Data Sources
Overview
Data sources represent a fundamental part of the big data system. These components are the generators of the data that are collected to provide insights and business value to the companies.
Types of sources
The most common sources of the data can be split into these 4 categories:
- Transactions
- Social media
- Machines
- Customers
Transactions
This category refers to payments, orders, deliveries, storage records. In most situations, it is generated by financial, trading, and eCommerce applications. It is useful for analyzing the market situation, predicting stock prices, and optimizing costs.
Social media
This category refers to the activity on social platforms. Examples of this activity are likes, tweets and retweets, comments, posts, video uploads, and general media that are uploaded and shared. It is useful for insights into consumer preferences, changing trends, and marketing analytics.
Machines
This category refers to the industrial equipment, sensor measurements, generated in real-time, and the company’s server logs. It is a standard data source in the IoT
solutions. It is useful for analyzing the system performance, tracking the state in real-time, sending notifications, predicting system behavior, and reacting to failure scenarios.
Customers
This category refers to users that use the company’s web or mobile client applications. Data can be generated directly by a user, or indirectly by monitoring user behavior. It is useful for adapting ads and recommendation engines.

**EXERCISE SET:**
- 1) Transcribe the passage on data sources from "Types of sources" up to and including "and marketing analytics.".
- 2) According to the passage on data sources, which applications generate transaction data in most situations?
The items come from a different source than the passage on data sources.

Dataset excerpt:
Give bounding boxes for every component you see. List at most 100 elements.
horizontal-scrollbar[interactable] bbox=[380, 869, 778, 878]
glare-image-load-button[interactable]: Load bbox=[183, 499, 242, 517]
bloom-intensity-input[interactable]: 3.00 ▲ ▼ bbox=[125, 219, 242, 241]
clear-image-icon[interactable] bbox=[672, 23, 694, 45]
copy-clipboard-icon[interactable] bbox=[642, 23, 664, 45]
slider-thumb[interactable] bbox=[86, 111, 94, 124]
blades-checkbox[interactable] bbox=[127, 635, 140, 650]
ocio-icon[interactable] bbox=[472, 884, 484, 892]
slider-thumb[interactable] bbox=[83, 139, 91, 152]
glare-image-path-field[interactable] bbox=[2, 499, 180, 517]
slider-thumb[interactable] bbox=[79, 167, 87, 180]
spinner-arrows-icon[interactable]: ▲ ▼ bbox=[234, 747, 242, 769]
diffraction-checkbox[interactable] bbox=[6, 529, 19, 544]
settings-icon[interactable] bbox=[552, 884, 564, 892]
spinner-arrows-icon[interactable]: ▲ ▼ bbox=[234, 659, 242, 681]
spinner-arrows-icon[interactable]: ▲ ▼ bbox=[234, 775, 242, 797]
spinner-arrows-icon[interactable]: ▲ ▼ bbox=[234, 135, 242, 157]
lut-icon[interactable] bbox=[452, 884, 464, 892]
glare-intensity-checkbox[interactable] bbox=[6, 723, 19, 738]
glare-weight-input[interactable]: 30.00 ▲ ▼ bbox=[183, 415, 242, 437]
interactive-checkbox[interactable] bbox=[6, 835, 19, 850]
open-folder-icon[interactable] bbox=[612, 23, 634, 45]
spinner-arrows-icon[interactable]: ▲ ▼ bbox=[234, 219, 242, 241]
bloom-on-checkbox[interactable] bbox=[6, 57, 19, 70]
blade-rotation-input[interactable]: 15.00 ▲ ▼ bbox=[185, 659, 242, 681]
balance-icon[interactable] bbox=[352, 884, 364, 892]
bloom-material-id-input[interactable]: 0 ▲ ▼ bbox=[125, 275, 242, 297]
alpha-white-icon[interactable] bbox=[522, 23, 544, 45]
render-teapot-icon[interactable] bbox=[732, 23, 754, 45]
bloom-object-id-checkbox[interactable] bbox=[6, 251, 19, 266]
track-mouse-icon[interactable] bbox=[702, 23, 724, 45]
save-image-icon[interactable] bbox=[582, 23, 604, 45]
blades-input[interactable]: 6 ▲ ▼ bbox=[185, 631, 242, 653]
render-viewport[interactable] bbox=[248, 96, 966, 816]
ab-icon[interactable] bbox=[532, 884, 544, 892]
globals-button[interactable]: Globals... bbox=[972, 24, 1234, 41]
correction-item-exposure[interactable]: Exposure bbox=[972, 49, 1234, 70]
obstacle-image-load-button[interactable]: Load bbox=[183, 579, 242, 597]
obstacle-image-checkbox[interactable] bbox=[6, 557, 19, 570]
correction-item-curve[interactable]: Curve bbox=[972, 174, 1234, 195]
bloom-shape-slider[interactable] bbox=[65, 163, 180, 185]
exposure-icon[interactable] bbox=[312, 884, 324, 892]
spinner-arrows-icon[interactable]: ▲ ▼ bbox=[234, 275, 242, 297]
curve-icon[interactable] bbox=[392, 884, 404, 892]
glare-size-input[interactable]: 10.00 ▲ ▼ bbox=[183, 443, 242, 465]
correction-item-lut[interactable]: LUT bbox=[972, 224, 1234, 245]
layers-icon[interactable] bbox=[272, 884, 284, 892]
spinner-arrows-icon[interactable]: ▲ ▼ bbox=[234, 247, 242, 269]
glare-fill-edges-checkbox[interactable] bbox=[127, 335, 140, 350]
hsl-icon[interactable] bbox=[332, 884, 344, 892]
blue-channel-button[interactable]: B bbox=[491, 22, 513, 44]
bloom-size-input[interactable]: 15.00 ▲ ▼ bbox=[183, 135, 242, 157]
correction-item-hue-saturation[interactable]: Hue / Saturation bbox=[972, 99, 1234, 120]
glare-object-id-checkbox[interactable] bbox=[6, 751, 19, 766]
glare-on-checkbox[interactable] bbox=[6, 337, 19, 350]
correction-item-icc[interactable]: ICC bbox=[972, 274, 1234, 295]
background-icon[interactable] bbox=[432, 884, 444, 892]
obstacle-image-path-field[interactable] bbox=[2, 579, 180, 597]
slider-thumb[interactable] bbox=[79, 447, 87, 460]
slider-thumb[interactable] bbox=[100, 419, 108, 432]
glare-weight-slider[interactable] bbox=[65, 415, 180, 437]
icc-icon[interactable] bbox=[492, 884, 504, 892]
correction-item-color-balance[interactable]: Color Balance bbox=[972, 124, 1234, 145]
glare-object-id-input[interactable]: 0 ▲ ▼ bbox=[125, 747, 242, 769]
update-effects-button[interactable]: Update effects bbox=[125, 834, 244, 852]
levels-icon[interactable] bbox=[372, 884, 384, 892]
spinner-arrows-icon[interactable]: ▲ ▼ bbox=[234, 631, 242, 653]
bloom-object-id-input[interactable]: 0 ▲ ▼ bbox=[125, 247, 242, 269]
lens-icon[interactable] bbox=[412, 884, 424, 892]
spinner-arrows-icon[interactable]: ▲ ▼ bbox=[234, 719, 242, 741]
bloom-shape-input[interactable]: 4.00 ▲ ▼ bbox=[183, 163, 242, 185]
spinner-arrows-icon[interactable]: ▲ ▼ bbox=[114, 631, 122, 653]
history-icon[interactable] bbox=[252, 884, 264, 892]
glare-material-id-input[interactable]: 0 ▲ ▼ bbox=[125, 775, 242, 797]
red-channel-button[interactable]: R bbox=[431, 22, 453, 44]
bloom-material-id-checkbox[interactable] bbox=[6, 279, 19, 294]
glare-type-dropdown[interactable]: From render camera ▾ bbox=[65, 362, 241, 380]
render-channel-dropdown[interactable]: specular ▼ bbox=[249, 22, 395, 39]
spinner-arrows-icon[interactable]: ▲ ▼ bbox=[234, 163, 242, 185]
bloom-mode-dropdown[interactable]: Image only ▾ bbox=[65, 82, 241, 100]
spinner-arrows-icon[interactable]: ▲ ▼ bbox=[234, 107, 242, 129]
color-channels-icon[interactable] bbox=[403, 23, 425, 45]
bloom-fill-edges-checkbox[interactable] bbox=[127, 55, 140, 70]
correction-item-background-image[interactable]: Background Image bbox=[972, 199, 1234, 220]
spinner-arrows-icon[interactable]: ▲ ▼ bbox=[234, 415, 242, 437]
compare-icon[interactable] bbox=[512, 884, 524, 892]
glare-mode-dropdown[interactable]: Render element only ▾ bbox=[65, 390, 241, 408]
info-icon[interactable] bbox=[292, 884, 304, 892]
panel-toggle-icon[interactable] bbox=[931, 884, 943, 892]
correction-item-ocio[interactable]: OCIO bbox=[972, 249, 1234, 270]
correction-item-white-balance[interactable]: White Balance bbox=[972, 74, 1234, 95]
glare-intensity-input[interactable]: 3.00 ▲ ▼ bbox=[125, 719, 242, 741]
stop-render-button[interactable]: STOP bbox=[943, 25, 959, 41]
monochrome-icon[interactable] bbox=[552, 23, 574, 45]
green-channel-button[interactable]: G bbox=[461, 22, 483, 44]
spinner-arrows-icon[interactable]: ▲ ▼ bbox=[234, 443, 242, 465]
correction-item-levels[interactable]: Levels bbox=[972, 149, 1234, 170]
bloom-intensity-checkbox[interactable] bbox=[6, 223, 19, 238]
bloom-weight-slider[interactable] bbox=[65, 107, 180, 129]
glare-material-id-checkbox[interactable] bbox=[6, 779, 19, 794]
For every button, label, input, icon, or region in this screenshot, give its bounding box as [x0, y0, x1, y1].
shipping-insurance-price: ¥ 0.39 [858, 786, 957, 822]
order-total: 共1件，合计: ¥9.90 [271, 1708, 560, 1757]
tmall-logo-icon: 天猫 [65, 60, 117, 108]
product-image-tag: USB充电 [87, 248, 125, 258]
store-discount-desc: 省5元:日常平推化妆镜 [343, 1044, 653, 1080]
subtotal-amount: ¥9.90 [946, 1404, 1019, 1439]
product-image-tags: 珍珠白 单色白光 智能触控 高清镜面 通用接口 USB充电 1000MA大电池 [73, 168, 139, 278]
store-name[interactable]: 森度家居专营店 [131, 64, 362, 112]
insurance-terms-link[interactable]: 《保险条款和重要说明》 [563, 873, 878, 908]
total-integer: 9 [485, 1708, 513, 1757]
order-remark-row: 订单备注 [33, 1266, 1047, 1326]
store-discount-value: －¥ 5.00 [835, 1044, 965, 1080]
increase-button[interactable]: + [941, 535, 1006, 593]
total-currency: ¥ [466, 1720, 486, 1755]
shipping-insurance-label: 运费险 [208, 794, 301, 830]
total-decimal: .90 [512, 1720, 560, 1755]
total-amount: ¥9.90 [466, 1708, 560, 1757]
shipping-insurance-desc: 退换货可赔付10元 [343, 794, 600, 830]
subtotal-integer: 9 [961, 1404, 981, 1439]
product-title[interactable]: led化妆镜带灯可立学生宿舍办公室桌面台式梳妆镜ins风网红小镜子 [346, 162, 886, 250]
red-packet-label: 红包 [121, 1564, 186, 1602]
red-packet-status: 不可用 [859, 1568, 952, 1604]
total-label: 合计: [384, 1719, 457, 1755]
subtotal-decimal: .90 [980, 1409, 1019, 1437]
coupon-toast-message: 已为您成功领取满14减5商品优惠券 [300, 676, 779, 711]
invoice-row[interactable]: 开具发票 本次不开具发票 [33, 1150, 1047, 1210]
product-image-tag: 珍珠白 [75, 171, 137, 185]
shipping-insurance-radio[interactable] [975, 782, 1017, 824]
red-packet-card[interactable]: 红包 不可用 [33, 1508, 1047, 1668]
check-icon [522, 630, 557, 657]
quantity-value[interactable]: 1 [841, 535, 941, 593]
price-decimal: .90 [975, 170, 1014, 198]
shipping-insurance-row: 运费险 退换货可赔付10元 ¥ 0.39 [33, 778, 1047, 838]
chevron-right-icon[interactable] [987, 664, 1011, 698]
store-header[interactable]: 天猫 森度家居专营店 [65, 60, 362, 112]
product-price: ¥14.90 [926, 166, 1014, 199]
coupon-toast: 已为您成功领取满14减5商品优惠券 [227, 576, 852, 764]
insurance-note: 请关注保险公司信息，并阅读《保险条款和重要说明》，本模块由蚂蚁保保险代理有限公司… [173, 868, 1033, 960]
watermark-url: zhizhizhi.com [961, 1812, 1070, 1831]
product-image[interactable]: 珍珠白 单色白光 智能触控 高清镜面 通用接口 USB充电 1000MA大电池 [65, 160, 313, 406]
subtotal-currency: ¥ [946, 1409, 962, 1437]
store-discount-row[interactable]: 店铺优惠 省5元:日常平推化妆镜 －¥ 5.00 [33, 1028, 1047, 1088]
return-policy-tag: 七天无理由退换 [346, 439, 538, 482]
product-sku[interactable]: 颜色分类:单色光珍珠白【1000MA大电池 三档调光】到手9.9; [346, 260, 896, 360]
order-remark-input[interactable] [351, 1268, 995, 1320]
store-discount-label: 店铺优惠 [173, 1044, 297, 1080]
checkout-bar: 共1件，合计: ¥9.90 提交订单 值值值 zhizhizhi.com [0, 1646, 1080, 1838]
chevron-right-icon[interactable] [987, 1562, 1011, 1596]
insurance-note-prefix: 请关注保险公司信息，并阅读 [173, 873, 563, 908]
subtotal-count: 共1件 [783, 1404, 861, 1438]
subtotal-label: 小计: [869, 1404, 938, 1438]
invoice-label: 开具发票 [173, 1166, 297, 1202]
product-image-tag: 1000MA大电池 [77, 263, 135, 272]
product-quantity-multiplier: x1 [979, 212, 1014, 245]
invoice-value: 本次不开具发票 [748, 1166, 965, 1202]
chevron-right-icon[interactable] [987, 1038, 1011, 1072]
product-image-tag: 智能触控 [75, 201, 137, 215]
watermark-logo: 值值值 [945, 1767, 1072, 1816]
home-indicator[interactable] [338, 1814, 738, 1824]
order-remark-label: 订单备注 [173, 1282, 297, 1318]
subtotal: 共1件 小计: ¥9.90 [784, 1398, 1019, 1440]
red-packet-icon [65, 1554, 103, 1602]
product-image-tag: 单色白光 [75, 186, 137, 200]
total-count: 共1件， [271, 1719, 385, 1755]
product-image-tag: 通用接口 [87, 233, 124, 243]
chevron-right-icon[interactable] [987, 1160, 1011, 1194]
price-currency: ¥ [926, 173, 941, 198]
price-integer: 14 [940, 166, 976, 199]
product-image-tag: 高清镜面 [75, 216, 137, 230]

**OUTPUTS BY TASK:**
- 1)
Types of sources
The most common sources of the data can be split into these 4 categories:
- Transactions
- Social media
- Machines
- Customers
Transactions
This category refers to payments, orders, deliveries, storage records. In most situations, it is generated by financial, trading, and eCommerce applications. It is useful for analyzing the market situation, predicting stock prices, and optimizing costs.
Social media
This category refers to the activity on social platforms. Examples of this activity are likes, tweets and retweets, comments, posts, video uploads, and general media that are uploaded and shared. It is useful for insights into consumer preferences, changing trends, and marketing analytics.

- 2) Financial, trading, and eCommerce applications.